[Extracted records]

···

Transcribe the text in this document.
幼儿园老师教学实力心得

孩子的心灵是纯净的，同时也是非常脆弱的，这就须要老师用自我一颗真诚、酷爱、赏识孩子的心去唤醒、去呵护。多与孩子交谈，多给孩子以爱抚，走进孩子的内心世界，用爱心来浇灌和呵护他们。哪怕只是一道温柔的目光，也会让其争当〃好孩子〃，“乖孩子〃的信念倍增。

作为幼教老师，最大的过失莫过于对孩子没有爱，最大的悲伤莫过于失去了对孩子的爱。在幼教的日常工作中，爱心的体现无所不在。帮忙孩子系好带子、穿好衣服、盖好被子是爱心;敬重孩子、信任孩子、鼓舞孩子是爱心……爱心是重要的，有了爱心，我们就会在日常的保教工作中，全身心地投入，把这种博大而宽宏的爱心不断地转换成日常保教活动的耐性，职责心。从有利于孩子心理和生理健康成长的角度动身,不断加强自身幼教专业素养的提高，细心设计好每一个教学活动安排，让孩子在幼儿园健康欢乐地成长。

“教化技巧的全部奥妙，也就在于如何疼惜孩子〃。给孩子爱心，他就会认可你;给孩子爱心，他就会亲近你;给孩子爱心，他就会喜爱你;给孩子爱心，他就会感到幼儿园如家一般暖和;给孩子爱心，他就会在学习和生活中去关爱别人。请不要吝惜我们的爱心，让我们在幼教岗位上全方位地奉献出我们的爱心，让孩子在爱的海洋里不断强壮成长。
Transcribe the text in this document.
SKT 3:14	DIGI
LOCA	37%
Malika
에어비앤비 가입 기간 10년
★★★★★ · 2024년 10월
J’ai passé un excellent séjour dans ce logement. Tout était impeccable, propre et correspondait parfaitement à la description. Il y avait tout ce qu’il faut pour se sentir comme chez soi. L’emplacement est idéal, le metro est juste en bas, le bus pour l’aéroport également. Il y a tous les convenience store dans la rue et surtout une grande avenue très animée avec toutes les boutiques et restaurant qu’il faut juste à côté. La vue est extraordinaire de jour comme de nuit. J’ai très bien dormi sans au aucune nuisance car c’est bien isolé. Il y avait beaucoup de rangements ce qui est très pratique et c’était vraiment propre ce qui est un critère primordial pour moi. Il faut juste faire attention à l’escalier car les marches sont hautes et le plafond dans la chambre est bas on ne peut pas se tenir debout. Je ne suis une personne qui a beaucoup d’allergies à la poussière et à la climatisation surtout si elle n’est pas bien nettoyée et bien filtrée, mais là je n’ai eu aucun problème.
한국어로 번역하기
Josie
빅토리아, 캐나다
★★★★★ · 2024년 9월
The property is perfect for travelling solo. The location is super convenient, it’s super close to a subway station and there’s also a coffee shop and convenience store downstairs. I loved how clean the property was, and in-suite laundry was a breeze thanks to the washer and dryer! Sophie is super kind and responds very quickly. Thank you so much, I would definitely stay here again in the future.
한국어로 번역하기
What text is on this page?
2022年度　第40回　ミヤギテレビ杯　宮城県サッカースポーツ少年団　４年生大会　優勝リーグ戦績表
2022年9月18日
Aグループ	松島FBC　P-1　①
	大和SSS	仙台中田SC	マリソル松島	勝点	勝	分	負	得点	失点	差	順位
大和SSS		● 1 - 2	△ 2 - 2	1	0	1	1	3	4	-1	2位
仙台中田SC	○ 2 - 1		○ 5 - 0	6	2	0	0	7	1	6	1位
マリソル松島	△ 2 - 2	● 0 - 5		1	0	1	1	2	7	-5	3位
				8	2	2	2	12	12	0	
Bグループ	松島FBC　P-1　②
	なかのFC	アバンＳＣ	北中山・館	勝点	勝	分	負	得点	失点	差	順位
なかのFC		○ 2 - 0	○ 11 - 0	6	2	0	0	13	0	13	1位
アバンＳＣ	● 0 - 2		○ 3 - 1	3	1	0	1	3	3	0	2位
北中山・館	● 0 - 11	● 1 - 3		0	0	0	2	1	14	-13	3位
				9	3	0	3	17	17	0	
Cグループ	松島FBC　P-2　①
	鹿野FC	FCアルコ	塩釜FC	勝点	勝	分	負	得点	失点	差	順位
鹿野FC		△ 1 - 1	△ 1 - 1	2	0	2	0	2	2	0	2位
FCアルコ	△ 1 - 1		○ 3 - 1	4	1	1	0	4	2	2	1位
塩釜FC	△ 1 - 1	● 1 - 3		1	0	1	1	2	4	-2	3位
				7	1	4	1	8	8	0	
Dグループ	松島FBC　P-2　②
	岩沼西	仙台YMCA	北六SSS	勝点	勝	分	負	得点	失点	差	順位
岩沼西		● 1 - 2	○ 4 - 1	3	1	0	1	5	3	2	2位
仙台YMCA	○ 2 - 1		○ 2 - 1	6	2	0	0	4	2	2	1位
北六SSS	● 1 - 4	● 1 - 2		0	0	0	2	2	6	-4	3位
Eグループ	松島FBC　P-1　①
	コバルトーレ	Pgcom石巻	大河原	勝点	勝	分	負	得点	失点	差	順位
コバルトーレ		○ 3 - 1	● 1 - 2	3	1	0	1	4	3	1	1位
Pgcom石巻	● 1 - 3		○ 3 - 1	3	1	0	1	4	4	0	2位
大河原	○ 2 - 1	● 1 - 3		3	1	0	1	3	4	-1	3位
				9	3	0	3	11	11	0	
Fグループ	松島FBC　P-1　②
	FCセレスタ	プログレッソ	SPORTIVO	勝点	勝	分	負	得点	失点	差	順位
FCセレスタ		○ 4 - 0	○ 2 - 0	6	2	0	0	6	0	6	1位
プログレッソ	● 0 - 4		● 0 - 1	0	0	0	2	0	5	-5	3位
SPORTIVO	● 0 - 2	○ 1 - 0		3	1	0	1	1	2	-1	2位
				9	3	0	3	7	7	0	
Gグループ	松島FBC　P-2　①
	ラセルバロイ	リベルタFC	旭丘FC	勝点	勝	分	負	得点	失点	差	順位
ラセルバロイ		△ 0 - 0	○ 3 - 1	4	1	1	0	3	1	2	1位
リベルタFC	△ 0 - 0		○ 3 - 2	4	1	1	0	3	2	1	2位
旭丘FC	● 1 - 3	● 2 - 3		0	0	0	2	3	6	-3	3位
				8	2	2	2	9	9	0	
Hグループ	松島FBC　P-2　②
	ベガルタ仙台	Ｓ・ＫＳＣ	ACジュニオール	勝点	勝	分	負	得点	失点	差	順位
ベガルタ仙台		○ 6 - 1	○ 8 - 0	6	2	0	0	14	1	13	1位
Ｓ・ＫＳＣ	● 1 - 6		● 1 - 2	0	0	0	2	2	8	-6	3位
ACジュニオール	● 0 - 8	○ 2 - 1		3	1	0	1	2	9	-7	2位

···

Working from the material above, retype it in its entirety without change.

• [Exercise answer]
Transcribe the text in this document.
幼儿园老师教学实力心得

孩子的心灵是纯净的，同时也是非常脆弱的，这就须要老师用自我一颗真诚、酷爱、赏识孩子的心去唤醒、去呵护。多与孩子交谈，多给孩子以爱抚，走进孩子的内心世界，用爱心来浇灌和呵护他们。哪怕只是一道温柔的目光，也会让其争当〃好孩子〃，“乖孩子〃的信念倍增。

作为幼教老师，最大的过失莫过于对孩子没有爱，最大的悲伤莫过于失去了对孩子的爱。在幼教的日常工作中，爱心的体现无所不在。帮忙孩子系好带子、穿好衣服、盖好被子是爱心;敬重孩子、信任孩子、鼓舞孩子是爱心……爱心是重要的，有了爱心，我们就会在日常的保教工作中，全身心地投入，把这种博大而宽宏的爱心不断地转换成日常保教活动的耐性，职责心。从有利于孩子心理和生理健康成长的角度动身,不断加强自身幼教专业素养的提高，细心设计好每一个教学活动安排，让孩子在幼儿园健康欢乐地成长。

“教化技巧的全部奥妙，也就在于如何疼惜孩子〃。给孩子爱心，他就会认可你;给孩子爱心，他就会亲近你;给孩子爱心，他就会喜爱你;给孩子爱心，他就会感到幼儿园如家一般暖和;给孩子爱心，他就会在学习和生活中去关爱别人。请不要吝惜我们的爱心，让我们在幼教岗位上全方位地奉献出我们的爱心，让孩子在爱的海洋里不断强壮成长。
Transcribe the text in this document.
SKT 3:14	DIGI
LOCA	37%
Malika
에어비앤비 가입 기간 10년
★★★★★ · 2024년 10월
J’ai passé un excellent séjour dans ce logement. Tout était impeccable, propre et correspondait parfaitement à la description. Il y avait tout ce qu’il faut pour se sentir comme chez soi. L’emplacement est idéal, le metro est juste en bas, le bus pour l’aéroport également. Il y a tous les convenience store dans la rue et surtout une grande avenue très animée avec toutes les boutiques et restaurant qu’il faut juste à côté. La vue est extraordinaire de jour comme de nuit. J’ai très bien dormi sans au aucune nuisance car c’est bien isolé. Il y avait beaucoup de rangements ce qui est très pratique et c’était vraiment propre ce qui est un critère primordial pour moi. Il faut juste faire attention à l’escalier car les marches sont hautes et le plafond dans la chambre est bas on ne peut pas se tenir debout. Je ne suis une personne qui a beaucoup d’allergies à la poussière et à la climatisation surtout si elle n’est pas bien nettoyée et bien filtrée, mais là je n’ai eu aucun problème.
한국어로 번역하기
Josie
빅토리아, 캐나다
★★★★★ · 2024년 9월
The property is perfect for travelling solo. The location is super convenient, it’s super close to a subway station and there’s also a coffee shop and convenience store downstairs. I loved how clean the property was, and in-suite laundry was a breeze thanks to the washer and dryer! Sophie is super kind and responds very quickly. Thank you so much, I would definitely stay here again in the future.
한국어로 번역하기
What text is on this page?
2022年度　第40回　ミヤギテレビ杯　宮城県サッカースポーツ少年団　４年生大会　優勝リーグ戦績表
2022年9月18日
Aグループ	松島FBC　P-1　①
	大和SSS	仙台中田SC	マリソル松島	勝点	勝	分	負	得点	失点	差	順位
大和SSS		● 1 - 2	△ 2 - 2	1	0	1	1	3	4	-1	2位
仙台中田SC	○ 2 - 1		○ 5 - 0	6	2	0	0	7	1	6	1位
マリソル松島	△ 2 - 2	● 0 - 5		1	0	1	1	2	7	-5	3位
				8	2	2	2	12	12	0	
Bグループ	松島FBC　P-1　②
	なかのFC	アバンＳＣ	北中山・館	勝点	勝	分	負	得点	失点	差	順位
なかのFC		○ 2 - 0	○ 11 - 0	6	2	0	0	13	0	13	1位
アバンＳＣ	● 0 - 2		○ 3 - 1	3	1	0	1	3	3	0	2位
北中山・館	● 0 - 11	● 1 - 3		0	0	0	2	1	14	-13	3位
				9	3	0	3	17	17	0	
Cグループ	松島FBC　P-2　①
	鹿野FC	FCアルコ	塩釜FC	勝点	勝	分	負	得点	失点	差	順位
鹿野FC		△ 1 - 1	△ 1 - 1	2	0	2	0	2	2	0	2位
FCアルコ	△ 1 - 1		○ 3 - 1	4	1	1	0	4	2	2	1位
塩釜FC	△ 1 - 1	● 1 - 3		1	0	1	1	2	4	-2	3位
				7	1	4	1	8	8	0	
Dグループ	松島FBC　P-2　②
	岩沼西	仙台YMCA	北六SSS	勝点	勝	分	負	得点	失点	差	順位
岩沼西		● 1 - 2	○ 4 - 1	3	1	0	1	5	3	2	2位
仙台YMCA	○ 2 - 1		○ 2 - 1	6	2	0	0	4	2	2	1位
北六SSS	● 1 - 4	● 1 - 2		0	0	0	2	2	6	-4	3位
Eグループ	松島FBC　P-1　①
	コバルトーレ	Pgcom石巻	大河原	勝点	勝	分	負	得点	失点	差	順位
コバルトーレ		○ 3 - 1	● 1 - 2	3	1	0	1	4	3	1	1位
Pgcom石巻	● 1 - 3		○ 3 - 1	3	1	0	1	4	4	0	2位
大河原	○ 2 - 1	● 1 - 3		3	1	0	1	3	4	-1	3位
				9	3	0	3	11	11	0	
Fグループ	松島FBC　P-1　②
	FCセレスタ	プログレッソ	SPORTIVO	勝点	勝	分	負	得点	失点	差	順位
FCセレスタ		○ 4 - 0	○ 2 - 0	6	2	0	0	6	0	6	1位
プログレッソ	● 0 - 4		● 0 - 1	0	0	0	2	0	5	-5	3位
SPORTIVO	● 0 - 2	○ 1 - 0		3	1	0	1	1	2	-1	2位
				9	3	0	3	7	7	0	
Gグループ	松島FBC　P-2　①
	ラセルバロイ	リベルタFC	旭丘FC	勝点	勝	分	負	得点	失点	差	順位
ラセルバロイ		△ 0 - 0	○ 3 - 1	4	1	1	0	3	1	2	1位
リベルタFC	△ 0 - 0		○ 3 - 2	4	1	1	0	3	2	1	2位
旭丘FC	● 1 - 3	● 2 - 3		0	0	0	2	3	6	-3	3位
				8	2	2	2	9	9	0	
Hグループ	松島FBC　P-2　②
	ベガルタ仙台	Ｓ・ＫＳＣ	ACジュニオール	勝点	勝	分	負	得点	失点	差	順位
ベガルタ仙台		○ 6 - 1	○ 8 - 0	6	2	0	0	14	1	13	1位
Ｓ・ＫＳＣ	● 1 - 6		● 1 - 2	0	0	0	2	2	8	-6	3位
ACジュニオール	● 0 - 8	○ 2 - 1		3	1	0	1	2	9	-7	2位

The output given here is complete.